§ **PROMPT**
Would you transcribe all of the data exactly, down to the last character?

§ **DATA LINES**
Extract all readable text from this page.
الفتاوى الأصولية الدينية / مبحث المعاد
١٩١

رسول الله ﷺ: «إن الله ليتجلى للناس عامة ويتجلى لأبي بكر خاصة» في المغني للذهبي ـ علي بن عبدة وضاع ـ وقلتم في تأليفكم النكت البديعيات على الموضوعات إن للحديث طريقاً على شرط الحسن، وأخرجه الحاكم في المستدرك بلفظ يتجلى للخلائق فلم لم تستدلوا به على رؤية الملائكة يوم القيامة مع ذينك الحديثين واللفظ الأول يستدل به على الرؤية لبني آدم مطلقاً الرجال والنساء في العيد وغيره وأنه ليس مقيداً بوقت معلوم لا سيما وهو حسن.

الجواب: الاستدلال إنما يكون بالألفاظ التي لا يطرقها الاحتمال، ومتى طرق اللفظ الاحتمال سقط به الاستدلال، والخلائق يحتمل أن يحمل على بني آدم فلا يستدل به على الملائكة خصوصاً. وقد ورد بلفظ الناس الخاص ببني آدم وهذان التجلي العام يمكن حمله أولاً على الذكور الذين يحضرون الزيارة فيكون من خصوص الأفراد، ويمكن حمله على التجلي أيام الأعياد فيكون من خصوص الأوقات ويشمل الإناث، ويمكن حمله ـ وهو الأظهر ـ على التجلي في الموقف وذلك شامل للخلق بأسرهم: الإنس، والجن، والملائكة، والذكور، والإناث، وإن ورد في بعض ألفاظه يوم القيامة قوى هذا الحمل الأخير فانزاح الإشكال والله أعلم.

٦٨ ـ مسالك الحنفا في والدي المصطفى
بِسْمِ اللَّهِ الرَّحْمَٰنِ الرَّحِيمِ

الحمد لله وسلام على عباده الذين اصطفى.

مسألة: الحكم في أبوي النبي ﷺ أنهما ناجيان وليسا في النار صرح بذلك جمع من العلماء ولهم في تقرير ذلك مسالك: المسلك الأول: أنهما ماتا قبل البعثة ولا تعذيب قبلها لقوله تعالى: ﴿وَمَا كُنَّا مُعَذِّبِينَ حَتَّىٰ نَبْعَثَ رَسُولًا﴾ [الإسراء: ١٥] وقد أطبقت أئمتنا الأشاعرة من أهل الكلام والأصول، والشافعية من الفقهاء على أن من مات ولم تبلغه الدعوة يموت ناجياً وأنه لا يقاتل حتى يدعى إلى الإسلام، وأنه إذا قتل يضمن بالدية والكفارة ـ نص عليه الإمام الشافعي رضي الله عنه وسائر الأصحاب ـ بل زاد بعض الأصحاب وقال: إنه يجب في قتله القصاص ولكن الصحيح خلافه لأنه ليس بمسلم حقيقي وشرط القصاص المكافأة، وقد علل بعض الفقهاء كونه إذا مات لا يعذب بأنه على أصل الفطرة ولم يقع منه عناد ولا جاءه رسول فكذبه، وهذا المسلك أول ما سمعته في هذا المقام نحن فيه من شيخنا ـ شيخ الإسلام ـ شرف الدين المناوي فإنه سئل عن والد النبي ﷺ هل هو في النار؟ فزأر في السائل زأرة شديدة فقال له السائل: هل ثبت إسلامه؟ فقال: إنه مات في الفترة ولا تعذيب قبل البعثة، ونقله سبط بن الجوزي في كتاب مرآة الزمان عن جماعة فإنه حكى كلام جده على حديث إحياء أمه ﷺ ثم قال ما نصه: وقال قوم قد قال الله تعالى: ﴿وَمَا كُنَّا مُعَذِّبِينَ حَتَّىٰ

§ **OUTPUT FOR THIS TASK**
Extract all readable text from this page.
الفتاوى الأصولية الدينية / مبحث المعاد
١٩١

رسول الله ﷺ: «إن الله ليتجلى للناس عامة ويتجلى لأبي بكر خاصة» في المغني للذهبي ـ علي بن عبدة وضاع ـ وقلتم في تأليفكم النكت البديعيات على الموضوعات إن للحديث طريقاً على شرط الحسن، وأخرجه الحاكم في المستدرك بلفظ يتجلى للخلائق فلم لم تستدلوا به على رؤية الملائكة يوم القيامة مع ذينك الحديثين واللفظ الأول يستدل به على الرؤية لبني آدم مطلقاً الرجال والنساء في العيد وغيره وأنه ليس مقيداً بوقت معلوم لا سيما وهو حسن.

الجواب: الاستدلال إنما يكون بالألفاظ التي لا يطرقها الاحتمال، ومتى طرق اللفظ الاحتمال سقط به الاستدلال، والخلائق يحتمل أن يحمل على بني آدم فلا يستدل به على الملائكة خصوصاً. وقد ورد بلفظ الناس الخاص ببني آدم وهذان التجلي العام يمكن حمله أولاً على الذكور الذين يحضرون الزيارة فيكون من خصوص الأفراد، ويمكن حمله على التجلي أيام الأعياد فيكون من خصوص الأوقات ويشمل الإناث، ويمكن حمله ـ وهو الأظهر ـ على التجلي في الموقف وذلك شامل للخلق بأسرهم: الإنس، والجن، والملائكة، والذكور، والإناث، وإن ورد في بعض ألفاظه يوم القيامة قوى هذا الحمل الأخير فانزاح الإشكال والله أعلم.

٦٨ ـ مسالك الحنفا في والدي المصطفى
بِسْمِ اللَّهِ الرَّحْمَٰنِ الرَّحِيمِ

الحمد لله وسلام على عباده الذين اصطفى.

مسألة: الحكم في أبوي النبي ﷺ أنهما ناجيان وليسا في النار صرح بذلك جمع من العلماء ولهم في تقرير ذلك مسالك: المسلك الأول: أنهما ماتا قبل البعثة ولا تعذيب قبلها لقوله تعالى: ﴿وَمَا كُنَّا مُعَذِّبِينَ حَتَّىٰ نَبْعَثَ رَسُولًا﴾ [الإسراء: ١٥] وقد أطبقت أئمتنا الأشاعرة من أهل الكلام والأصول، والشافعية من الفقهاء على أن من مات ولم تبلغه الدعوة يموت ناجياً وأنه لا يقاتل حتى يدعى إلى الإسلام، وأنه إذا قتل يضمن بالدية والكفارة ـ نص عليه الإمام الشافعي رضي الله عنه وسائر الأصحاب ـ بل زاد بعض الأصحاب وقال: إنه يجب في قتله القصاص ولكن الصحيح خلافه لأنه ليس بمسلم حقيقي وشرط القصاص المكافأة، وقد علل بعض الفقهاء كونه إذا مات لا يعذب بأنه على أصل الفطرة ولم يقع منه عناد ولا جاءه رسول فكذبه، وهذا المسلك أول ما سمعته في هذا المقام نحن فيه من شيخنا ـ شيخ الإسلام ـ شرف الدين المناوي فإنه سئل عن والد النبي ﷺ هل هو في النار؟ فزأر في السائل زأرة شديدة فقال له السائل: هل ثبت إسلامه؟ فقال: إنه مات في الفترة ولا تعذيب قبل البعثة، ونقله سبط بن الجوزي في كتاب مرآة الزمان عن جماعة فإنه حكى كلام جده على حديث إحياء أمه ﷺ ثم قال ما نصه: وقال قوم قد قال الله تعالى: ﴿وَمَا كُنَّا مُعَذِّبِينَ حَتَّىٰ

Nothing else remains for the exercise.